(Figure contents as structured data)
(begin)
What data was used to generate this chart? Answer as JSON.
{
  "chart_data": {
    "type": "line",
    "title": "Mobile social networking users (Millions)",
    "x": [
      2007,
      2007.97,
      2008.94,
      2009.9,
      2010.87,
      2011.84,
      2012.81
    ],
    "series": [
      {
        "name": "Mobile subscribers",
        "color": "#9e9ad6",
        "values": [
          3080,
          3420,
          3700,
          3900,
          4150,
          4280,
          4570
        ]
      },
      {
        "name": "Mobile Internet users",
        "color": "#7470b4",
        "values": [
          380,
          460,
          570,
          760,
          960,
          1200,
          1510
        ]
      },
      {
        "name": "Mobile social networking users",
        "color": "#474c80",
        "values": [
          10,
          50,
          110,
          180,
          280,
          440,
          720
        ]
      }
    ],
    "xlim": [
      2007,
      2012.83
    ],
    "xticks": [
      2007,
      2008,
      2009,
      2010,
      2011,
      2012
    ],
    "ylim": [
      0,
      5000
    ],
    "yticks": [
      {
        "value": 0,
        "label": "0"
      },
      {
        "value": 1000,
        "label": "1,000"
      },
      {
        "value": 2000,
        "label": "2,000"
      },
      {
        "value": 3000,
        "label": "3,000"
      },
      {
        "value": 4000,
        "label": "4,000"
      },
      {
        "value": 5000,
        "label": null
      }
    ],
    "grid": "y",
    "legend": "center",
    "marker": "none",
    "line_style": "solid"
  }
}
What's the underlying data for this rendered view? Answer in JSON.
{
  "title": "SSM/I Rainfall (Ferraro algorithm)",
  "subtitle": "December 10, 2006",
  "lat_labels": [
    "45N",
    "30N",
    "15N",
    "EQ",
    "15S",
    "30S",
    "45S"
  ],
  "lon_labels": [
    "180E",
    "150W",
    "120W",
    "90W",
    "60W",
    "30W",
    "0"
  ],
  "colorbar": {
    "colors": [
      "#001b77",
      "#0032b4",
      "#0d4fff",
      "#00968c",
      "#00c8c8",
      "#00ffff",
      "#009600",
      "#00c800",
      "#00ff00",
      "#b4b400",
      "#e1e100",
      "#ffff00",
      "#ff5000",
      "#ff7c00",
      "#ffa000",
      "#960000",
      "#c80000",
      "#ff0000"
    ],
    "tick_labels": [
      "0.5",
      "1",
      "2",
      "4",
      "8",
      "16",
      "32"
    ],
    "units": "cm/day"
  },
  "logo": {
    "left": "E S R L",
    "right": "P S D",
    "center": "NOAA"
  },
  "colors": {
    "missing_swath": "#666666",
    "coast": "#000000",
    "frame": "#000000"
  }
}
(end)
■ **Job**
Go through the material and copy out every line with "Answer" in it.

■ **Written reply**
What data was used to generate this chart? Answer as JSON.
What's the underlying data for this rendered view? Answer in JSON.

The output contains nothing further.